## Exercise requirements
**a)** Shorten the paragraph that begins "The Traffic dataset contains" from the Traffic dataset passage below into a bulleted list that keeps its main facts.
**b)** Using the Traffic dataset passage below, answer each of these on its own line:
(i) How many sensors supplied the data?
(ii) How many prediction steps ahead match the 30-day horizon?
(iii) What MAE reduction does Diviner achieve over Transformer for 30-day forecasts?
**c)** Carry on writing the Traffic dataset passage below, starting right after its final sentence.

## Provided text
The Traffic dataset contains hourly 2-year (2015–2016) road occupancy rate collected from 862 sensors on San Francisco Bay area freeways by the California Department of Transportation, where sensor-861 is the target feature (http://pems.dot.ca.gov). The prediction horizon is set to {7, 14, 30, 40} days, aligned with {168, 336, 720, 960} prediction steps ahead. Considering the road occupancy rate tends to have a weekly cycle, we use this dataset to compare different networks’ ability to model the temporal cycle. During the comparison, we mainly focus on the following two groups of deep learning models: group-1 takes the non-stationary specialization of time series into account (Diviner, Autoformer), and group-2 does not employ any time-series-specific components (Transformer, Informer, LSTMa). We find that group-1 gains a significant performance improvement over group-2, which suggests the necessity of modeling non-stationarity. As for the proposed Diviner model, it achieves a 27.64% MAE reduction (0.604 → 0.437) to the Transformer model when forecasting 30-day road occupancy rates. Subsequently, we conduct an intra-group comparison for group-1, where Diviner still gains an average 35.37% MAE reduction (0.523 → 0.338) to Autoformer. The predictive performance of all approaches has been provided in Supplementary Table S7. We attribute this to Diviner’s multiple-scale modeling of non-stationarity, while the trend-seasonal decomposition of Autoformer merely reflects time series variation at particular scales. These experimental results demonstrate that Diviner is competent in predicting time series data with cycles.

## Dataset content
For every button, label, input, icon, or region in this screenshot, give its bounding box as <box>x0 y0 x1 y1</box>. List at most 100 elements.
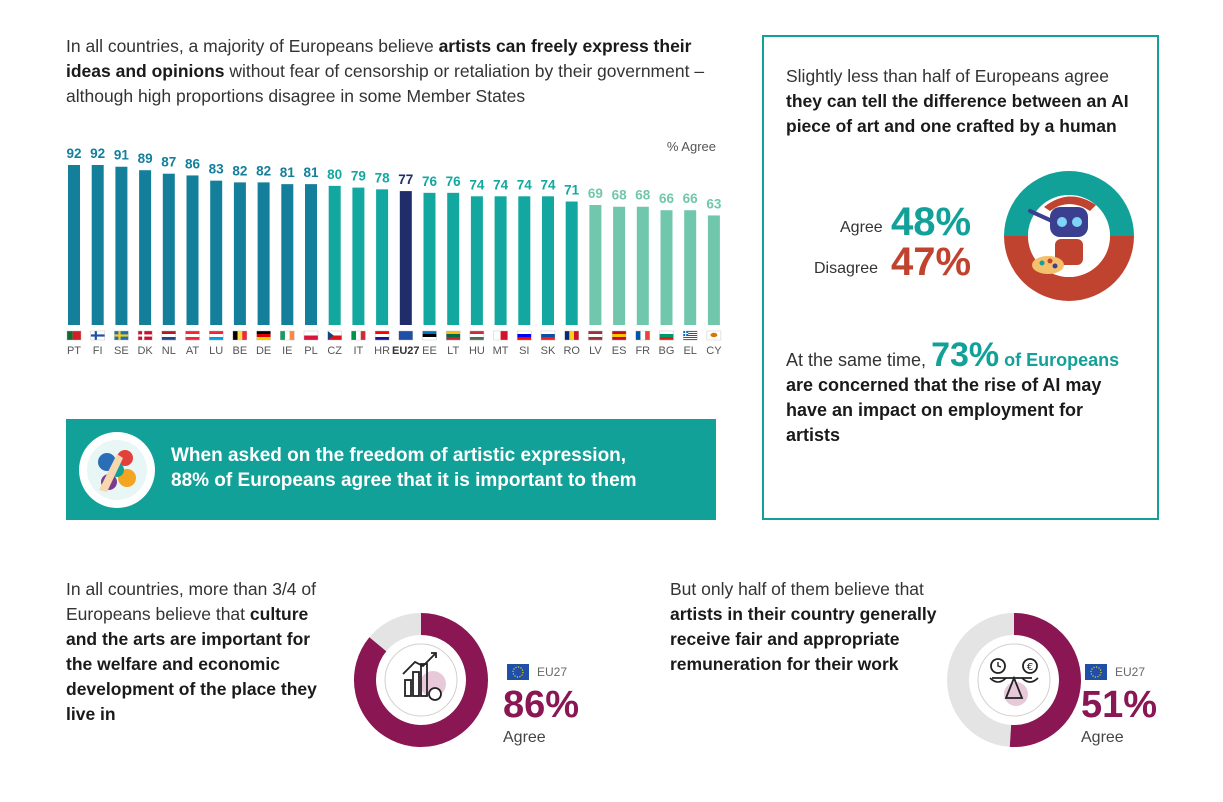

## Answers provided
**a)**
- The Traffic dataset holds hourly road occupancy rates for 2015–2016 from 862 sensors on San Francisco Bay area freeways, collected by the California Department of Transportation. Sensor-861 is the target.
- Prediction horizons are 7, 14, 30 and 40 days, which equal 168, 336, 720 and 960 steps ahead.
- Because occupancy tends to follow a weekly cycle, the dataset is used to compare how well networks model that cycle.
- Group 1 (Diviner, Autoformer) accounts for non-stationarity. Group 2 (Transformer, Informer, LSTMa) uses no time-series-specific parts. Group 1 performs much better, which suggests that modeling non-stationarity is needed.
- For 30-day forecasts, Diviner cuts MAE by 27.64% compared with Transformer (0.604 → 0.437).
- Within group 1, Diviner cuts MAE by 35.37% on average compared with Autoformer (0.523 → 0.338). This is credited to Diviner modeling non-stationarity at multiple scales, while Autoformer's trend-seasonal decomposition reflects variation only at particular scales.
- Full results are in Supplementary Table S7.
- The results show that Diviner can predict time series data that have cycles.

**b)**
(i) 862 sensors.
(ii) 720 steps.
(iii) 27.64%, from 0.604 to 0.437.

**c)**
Discussion

We study the long-term 5G network traffic prediction problem by modeling non-stationarity with deep learning techniques. Although some literature63,64,65 in the early stage argues that the probabilistic traffic forecast under uncertainty is more suitable for the varying network traffic than a concrete forecast produced by time series models, the probabilistic traffic forecast and the concrete traffic forecast share the same historical information in essence. Moreover, the development of time series forecasting techniques these years has witnessed a series of works employing time series forecasting techniques for practical applications such as bandwidth management14,15, resource allocation16, and resource provisioning17, where the time series prediction-based methods can provide detailed network traffic forecast. However, existing time series forecasting methods suffer a severe performance degeneration since the long-term prediction horizon exposes the non-stationarity of time series, which raises several challenges: (a) Multi-scale temporal variations. (b) Random factors. (c) Data Distribution Shift.

Therefore, this paper attempts to challenge the problem of achieving a precise long-term prediction for non-stationary time series. We start from the fundamental property of time series non-stationarity and introduce deep stationary processes into a neural network, which models multi-scale stable regularities within non-stationary time series. We argue that capturing the stable features is a recipe for generating non-stationary forecasts conforming to historical regularities. The stable features enable networks to restrict the latent space of time series, which deals with varying distribution problems. Extensive experiments on network traffic prediction and other real-world scenarios demonstrate its advances over existing prediction-based models. Its advantages are summarized as follows. (a) Diviner brings a salient improvement on both long- and short-term prediction and achieves state-of-the-art performance. (b) Diviner can perform robustly regardless of the selection of prediction span and granularity, showing great potential for long-term forecasting. (c) Diviner maintains a strong generalization in various fields. The performance of most baselines might degrade precipitously in some or other areas. In contrast, our model distinguishes itself for consistent performance on each benchmark.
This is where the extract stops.